Retype all the entries word for word, but omit the pictures.

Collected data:
::::
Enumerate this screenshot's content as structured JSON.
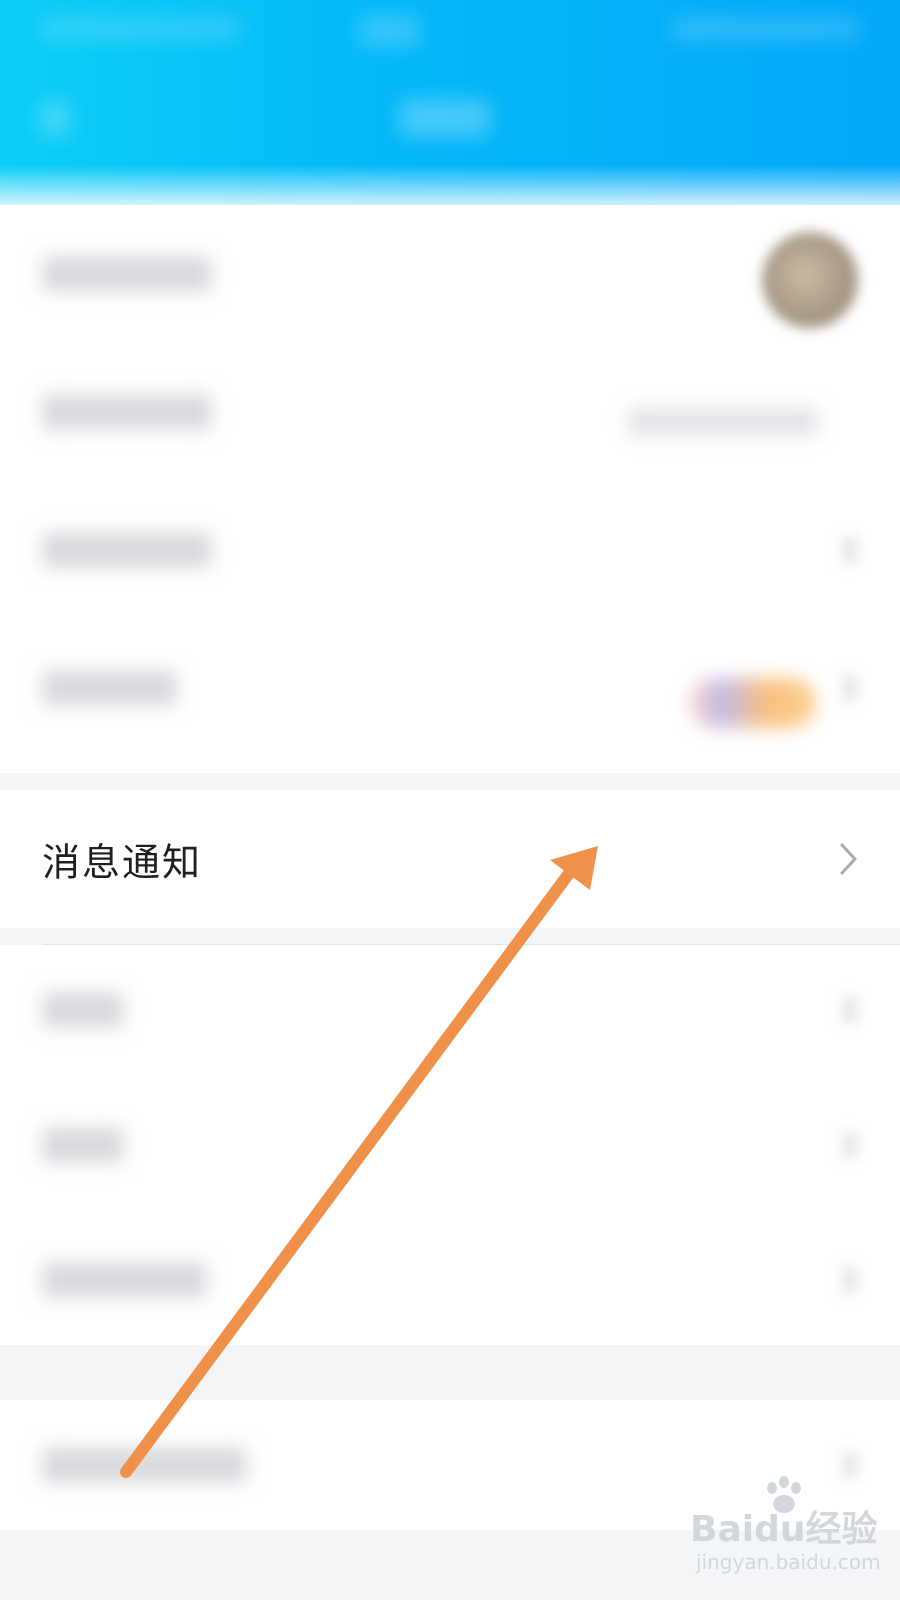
{
  "header": {
    "background_start": "#0bcef6",
    "background_end": "#03a8f9"
  },
  "settings": {
    "focused_item": {
      "label": "消息通知",
      "chevron_icon": "chevron-right-icon"
    }
  },
  "annotation": {
    "arrow_color": "#f0914a"
  },
  "watermark": {
    "brand": "Baidu经验",
    "url": "jingyan.baidu.com"
  }
}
::::
Output below:
Enumerate this screenshot's content as structured JSON.
{
  "header": {
    "background_start": "#0bcef6",
    "background_end": "#03a8f9"
  },
  "settings": {
    "focused_item": {
      "label": "消息通知",
      "chevron_icon": "chevron-right-icon"
    }
  },
  "annotation": {
    "arrow_color": "#f0914a"
  },
  "watermark": {
    "brand": "Baidu经验",
    "url": "jingyan.baidu.com"
  }
}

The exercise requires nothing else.